#### OBJECTIVE
Below are the records; copy each line in them that holds the word "structured".

------------------------------------

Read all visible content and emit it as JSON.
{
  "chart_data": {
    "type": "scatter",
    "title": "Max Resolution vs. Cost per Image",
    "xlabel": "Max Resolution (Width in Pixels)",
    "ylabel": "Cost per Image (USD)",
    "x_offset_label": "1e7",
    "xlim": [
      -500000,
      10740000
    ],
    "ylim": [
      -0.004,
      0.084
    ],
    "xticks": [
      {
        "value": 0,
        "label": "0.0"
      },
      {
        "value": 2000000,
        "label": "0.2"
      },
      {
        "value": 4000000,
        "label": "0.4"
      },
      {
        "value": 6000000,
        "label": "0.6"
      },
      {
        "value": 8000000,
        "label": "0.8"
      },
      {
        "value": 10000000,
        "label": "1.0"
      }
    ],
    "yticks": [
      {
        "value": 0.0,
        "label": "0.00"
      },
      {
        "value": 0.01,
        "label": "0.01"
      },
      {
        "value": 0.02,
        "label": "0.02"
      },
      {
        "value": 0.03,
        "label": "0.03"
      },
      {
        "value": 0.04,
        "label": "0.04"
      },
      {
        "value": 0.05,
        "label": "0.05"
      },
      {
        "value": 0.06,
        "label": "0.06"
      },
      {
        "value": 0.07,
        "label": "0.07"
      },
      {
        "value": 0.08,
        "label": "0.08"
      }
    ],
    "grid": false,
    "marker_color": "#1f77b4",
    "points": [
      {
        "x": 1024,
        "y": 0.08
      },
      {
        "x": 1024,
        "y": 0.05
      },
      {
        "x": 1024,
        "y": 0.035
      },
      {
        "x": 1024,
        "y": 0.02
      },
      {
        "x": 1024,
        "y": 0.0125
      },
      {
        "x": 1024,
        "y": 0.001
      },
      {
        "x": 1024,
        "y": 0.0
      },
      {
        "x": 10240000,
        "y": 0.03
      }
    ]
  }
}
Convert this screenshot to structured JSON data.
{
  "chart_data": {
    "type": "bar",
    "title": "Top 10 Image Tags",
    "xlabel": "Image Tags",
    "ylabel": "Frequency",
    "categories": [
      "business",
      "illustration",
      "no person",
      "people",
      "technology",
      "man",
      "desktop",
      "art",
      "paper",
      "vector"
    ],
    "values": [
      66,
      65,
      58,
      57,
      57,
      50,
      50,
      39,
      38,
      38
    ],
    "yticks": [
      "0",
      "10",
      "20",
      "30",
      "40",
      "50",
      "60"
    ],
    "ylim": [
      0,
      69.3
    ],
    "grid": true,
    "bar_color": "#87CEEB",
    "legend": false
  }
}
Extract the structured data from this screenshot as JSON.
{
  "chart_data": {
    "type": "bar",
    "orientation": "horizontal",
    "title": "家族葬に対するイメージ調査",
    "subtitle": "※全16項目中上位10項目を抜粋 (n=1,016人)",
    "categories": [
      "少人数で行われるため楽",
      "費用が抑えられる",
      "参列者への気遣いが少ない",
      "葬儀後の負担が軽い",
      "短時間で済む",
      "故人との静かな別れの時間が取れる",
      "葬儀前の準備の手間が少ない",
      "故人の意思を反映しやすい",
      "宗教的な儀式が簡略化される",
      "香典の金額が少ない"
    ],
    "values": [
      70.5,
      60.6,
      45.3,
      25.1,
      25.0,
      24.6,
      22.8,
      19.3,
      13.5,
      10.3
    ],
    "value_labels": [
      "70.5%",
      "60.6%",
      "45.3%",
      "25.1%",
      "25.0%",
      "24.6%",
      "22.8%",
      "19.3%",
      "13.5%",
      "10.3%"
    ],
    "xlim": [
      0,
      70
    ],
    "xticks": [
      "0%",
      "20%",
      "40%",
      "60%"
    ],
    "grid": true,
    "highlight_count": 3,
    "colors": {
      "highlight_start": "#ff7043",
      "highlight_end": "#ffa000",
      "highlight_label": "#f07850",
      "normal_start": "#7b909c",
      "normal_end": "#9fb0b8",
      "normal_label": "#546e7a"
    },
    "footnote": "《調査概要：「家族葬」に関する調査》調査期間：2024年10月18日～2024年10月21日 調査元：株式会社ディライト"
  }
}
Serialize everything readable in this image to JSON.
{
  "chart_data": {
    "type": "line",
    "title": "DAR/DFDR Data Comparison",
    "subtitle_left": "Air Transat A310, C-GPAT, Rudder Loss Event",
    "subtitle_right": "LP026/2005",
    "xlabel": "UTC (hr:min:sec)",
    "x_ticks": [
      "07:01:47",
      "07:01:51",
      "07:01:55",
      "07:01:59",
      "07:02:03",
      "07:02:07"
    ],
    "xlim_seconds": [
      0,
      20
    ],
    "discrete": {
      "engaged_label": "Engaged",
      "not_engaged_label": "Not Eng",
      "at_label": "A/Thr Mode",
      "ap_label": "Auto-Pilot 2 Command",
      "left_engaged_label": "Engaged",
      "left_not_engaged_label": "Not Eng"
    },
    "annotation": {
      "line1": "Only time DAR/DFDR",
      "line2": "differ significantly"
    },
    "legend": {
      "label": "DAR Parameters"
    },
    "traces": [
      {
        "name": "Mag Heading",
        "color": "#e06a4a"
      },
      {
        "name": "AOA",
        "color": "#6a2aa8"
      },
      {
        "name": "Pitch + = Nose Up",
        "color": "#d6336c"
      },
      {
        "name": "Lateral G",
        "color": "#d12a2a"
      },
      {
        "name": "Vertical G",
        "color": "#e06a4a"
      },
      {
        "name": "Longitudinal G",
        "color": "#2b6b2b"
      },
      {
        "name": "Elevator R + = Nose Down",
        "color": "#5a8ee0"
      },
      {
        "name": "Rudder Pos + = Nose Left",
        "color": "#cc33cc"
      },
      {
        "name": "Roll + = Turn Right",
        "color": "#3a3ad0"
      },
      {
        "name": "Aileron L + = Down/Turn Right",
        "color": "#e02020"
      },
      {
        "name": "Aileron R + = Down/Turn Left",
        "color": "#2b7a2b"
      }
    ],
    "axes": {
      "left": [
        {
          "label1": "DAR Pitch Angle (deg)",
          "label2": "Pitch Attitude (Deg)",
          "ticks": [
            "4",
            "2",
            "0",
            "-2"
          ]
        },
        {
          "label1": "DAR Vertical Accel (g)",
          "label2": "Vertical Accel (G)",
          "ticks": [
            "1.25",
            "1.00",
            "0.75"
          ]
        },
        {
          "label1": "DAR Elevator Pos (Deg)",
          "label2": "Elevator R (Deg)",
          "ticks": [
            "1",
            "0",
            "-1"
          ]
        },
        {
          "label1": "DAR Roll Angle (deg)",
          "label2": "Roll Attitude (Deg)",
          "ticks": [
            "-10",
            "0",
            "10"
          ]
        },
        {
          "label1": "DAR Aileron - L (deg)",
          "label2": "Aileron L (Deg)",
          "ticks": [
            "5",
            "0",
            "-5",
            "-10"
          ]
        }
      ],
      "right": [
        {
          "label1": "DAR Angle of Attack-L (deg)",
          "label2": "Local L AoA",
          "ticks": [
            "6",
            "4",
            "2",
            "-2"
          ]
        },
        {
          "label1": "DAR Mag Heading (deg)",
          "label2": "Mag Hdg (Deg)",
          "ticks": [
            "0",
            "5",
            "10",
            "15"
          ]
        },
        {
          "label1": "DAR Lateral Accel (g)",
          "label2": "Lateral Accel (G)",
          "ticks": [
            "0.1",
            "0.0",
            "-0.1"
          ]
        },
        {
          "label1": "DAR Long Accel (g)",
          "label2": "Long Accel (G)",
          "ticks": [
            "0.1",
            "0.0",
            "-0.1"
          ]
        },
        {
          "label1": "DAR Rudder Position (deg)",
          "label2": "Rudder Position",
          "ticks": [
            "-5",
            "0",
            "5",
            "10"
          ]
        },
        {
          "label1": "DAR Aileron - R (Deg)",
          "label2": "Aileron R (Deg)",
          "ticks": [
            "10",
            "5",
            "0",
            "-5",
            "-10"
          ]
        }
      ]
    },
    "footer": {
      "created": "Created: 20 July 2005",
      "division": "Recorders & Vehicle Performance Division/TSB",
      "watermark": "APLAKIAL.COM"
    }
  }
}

------------------------------------

#### RESULT FOR THIS TASK
Convert this screenshot to structured JSON data.
Extract the structured data from this screenshot as JSON.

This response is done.